Repeat the material below exactly, line for line.

[Source records]
/---
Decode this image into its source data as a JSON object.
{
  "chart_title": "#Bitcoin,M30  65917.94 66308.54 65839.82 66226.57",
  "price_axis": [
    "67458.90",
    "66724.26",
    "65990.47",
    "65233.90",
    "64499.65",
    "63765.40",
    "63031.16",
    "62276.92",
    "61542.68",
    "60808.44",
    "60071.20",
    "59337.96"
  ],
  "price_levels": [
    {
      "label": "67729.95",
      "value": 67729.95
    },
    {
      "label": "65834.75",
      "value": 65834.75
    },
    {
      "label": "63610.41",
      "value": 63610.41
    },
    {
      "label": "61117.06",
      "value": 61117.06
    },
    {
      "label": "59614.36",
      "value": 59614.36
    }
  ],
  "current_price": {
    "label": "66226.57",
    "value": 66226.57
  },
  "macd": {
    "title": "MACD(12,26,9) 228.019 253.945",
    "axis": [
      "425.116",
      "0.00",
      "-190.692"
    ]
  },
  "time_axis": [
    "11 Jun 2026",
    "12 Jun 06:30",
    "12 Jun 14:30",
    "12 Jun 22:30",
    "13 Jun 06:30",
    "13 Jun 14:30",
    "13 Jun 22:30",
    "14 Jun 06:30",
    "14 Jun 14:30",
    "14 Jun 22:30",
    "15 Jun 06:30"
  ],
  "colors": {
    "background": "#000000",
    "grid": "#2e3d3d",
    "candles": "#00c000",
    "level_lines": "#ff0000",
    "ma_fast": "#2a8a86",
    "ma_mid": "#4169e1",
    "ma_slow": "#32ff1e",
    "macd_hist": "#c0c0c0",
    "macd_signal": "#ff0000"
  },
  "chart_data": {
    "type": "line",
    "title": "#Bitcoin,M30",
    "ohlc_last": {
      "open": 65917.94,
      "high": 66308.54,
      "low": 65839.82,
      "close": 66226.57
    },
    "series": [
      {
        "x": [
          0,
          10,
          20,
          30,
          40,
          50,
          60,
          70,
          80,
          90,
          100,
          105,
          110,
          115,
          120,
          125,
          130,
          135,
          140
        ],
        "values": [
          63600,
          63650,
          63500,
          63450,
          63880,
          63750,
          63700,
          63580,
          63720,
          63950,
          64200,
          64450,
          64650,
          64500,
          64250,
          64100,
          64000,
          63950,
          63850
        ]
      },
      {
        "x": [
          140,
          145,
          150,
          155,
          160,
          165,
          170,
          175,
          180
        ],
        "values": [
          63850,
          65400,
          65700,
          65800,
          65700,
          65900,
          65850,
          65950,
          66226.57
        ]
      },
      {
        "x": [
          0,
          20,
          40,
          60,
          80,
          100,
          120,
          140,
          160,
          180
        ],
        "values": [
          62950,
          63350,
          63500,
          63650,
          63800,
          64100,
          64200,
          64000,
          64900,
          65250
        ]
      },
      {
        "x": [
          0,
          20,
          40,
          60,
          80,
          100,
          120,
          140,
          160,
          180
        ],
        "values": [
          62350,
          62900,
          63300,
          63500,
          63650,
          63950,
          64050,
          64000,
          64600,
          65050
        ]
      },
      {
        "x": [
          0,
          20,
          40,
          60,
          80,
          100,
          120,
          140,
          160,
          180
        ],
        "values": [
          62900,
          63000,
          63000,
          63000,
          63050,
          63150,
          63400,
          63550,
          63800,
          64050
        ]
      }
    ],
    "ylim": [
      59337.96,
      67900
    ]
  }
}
\---
◆ **Answer to this problem**:
Decode this image into its source data as a JSON object.
{
  "chart_title": "#Bitcoin,M30  65917.94 66308.54 65839.82 66226.57",
  "price_axis": [
    "67458.90",
    "66724.26",
    "65990.47",
    "65233.90",
    "64499.65",
    "63765.40",
    "63031.16",
    "62276.92",
    "61542.68",
    "60808.44",
    "60071.20",
    "59337.96"
  ],
  "price_levels": [
    {
      "label": "67729.95",
      "value": 67729.95
    },
    {
      "label": "65834.75",
      "value": 65834.75
    },
    {
      "label": "63610.41",
      "value": 63610.41
    },
    {
      "label": "61117.06",
      "value": 61117.06
    },
    {
      "label": "59614.36",
      "value": 59614.36
    }
  ],
  "current_price": {
    "label": "66226.57",
    "value": 66226.57
  },
  "macd": {
    "title": "MACD(12,26,9) 228.019 253.945",
    "axis": [
      "425.116",
      "0.00",
      "-190.692"
    ]
  },
  "time_axis": [
    "11 Jun 2026",
    "12 Jun 06:30",
    "12 Jun 14:30",
    "12 Jun 22:30",
    "13 Jun 06:30",
    "13 Jun 14:30",
    "13 Jun 22:30",
    "14 Jun 06:30",
    "14 Jun 14:30",
    "14 Jun 22:30",
    "15 Jun 06:30"
  ],
  "colors": {
    "background": "#000000",
    "grid": "#2e3d3d",
    "candles": "#00c000",
    "level_lines": "#ff0000",
    "ma_fast": "#2a8a86",
    "ma_mid": "#4169e1",
    "ma_slow": "#32ff1e",
    "macd_hist": "#c0c0c0",
    "macd_signal": "#ff0000"
  },
  "chart_data": {
    "type": "line",
    "title": "#Bitcoin,M30",
    "ohlc_last": {
      "open": 65917.94,
      "high": 66308.54,
      "low": 65839.82,
      "close": 66226.57
    },
    "series": [
      {
        "x": [
          0,
          10,
          20,
          30,
          40,
          50,
          60,
          70,
          80,
          90,
          100,
          105,
          110,
          115,
          120,
          125,
          130,
          135,
          140
        ],
        "values": [
          63600,
          63650,
          63500,
          63450,
          63880,
          63750,
          63700,
          63580,
          63720,
          63950,
          64200,
          64450,
          64650,
          64500,
          64250,
          64100,
          64000,
          63950,
          63850
        ]
      },
      {
        "x": [
          140,
          145,
          150,
          155,
          160,
          165,
          170,
          175,
          180
        ],
        "values": [
          63850,
          65400,
          65700,
          65800,
          65700,
          65900,
          65850,
          65950,
          66226.57
        ]
      },
      {
        "x": [
          0,
          20,
          40,
          60,
          80,
          100,
          120,
          140,
          160,
          180
        ],
        "values": [
          62950,
          63350,
          63500,
          63650,
          63800,
          64100,
          64200,
          64000,
          64900,
          65250
        ]
      },
      {
        "x": [
          0,
          20,
          40,
          60,
          80,
          100,
          120,
          140,
          160,
          180
        ],
        "values": [
          62350,
          62900,
          63300,
          63500,
          63650,
          63950,
          64050,
          64000,
          64600,
          65050
        ]
      },
      {
        "x": [
          0,
          20,
          40,
          60,
          80,
          100,
          120,
          140,
          160,
          180
        ],
        "values": [
          62900,
          63000,
          63000,
          63000,
          63050,
          63150,
          63400,
          63550,
          63800,
          64050
        ]
      }
    ],
    "ylim": [
      59337.96,
      67900
    ]
  }
}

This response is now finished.